** START OF Provided material **

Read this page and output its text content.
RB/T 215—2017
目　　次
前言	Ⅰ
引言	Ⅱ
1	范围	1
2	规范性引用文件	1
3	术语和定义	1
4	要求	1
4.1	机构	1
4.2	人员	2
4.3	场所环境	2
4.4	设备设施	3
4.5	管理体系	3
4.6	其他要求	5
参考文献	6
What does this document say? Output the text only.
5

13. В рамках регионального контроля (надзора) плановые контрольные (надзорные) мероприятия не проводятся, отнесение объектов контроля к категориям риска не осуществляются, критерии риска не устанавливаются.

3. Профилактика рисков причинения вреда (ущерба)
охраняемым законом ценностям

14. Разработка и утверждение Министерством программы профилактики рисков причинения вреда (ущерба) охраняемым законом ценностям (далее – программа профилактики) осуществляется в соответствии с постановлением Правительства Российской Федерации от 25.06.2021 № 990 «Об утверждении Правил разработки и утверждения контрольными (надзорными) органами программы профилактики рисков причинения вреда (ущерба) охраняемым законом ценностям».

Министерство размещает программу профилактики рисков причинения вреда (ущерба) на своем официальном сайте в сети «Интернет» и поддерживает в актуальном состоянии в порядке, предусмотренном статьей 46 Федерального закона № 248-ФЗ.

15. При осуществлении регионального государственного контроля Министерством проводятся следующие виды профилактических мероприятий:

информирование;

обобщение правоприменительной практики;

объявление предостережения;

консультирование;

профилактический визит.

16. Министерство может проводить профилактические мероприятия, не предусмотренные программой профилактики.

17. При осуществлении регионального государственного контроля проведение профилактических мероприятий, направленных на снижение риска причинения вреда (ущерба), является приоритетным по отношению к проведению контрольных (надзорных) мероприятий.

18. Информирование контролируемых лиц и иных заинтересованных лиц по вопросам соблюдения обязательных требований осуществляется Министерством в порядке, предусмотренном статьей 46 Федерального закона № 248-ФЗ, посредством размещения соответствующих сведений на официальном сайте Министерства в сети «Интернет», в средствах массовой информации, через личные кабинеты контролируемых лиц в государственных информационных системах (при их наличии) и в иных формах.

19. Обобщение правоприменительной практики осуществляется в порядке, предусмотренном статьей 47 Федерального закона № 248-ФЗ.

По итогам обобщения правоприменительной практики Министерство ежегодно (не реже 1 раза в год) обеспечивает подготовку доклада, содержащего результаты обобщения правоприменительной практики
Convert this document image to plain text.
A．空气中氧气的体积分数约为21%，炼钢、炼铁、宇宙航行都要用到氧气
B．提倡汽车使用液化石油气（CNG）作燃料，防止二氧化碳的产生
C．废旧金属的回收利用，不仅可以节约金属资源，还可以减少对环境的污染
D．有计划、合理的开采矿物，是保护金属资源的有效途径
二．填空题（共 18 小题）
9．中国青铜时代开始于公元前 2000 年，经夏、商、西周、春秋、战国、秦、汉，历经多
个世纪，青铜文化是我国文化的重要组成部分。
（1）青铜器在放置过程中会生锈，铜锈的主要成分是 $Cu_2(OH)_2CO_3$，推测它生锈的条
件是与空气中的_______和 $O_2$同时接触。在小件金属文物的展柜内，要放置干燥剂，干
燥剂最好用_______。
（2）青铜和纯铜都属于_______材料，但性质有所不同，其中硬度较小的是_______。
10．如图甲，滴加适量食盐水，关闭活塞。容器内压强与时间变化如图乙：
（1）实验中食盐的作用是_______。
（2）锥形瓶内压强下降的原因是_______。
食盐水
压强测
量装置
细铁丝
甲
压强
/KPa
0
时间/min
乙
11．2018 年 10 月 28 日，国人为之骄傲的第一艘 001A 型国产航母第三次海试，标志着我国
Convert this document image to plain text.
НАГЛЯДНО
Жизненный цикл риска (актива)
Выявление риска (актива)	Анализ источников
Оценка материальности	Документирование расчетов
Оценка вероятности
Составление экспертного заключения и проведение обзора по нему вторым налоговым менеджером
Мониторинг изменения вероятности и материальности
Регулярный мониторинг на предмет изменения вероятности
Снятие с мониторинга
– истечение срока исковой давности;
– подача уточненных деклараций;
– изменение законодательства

** END OF Provided material **

▶ **Task objective**
Extract each line from the listing that holds the word "вероятности".

▶ **Full response**
Оценка вероятности
Мониторинг изменения вероятности и материальности
Регулярный мониторинг на предмет изменения вероятности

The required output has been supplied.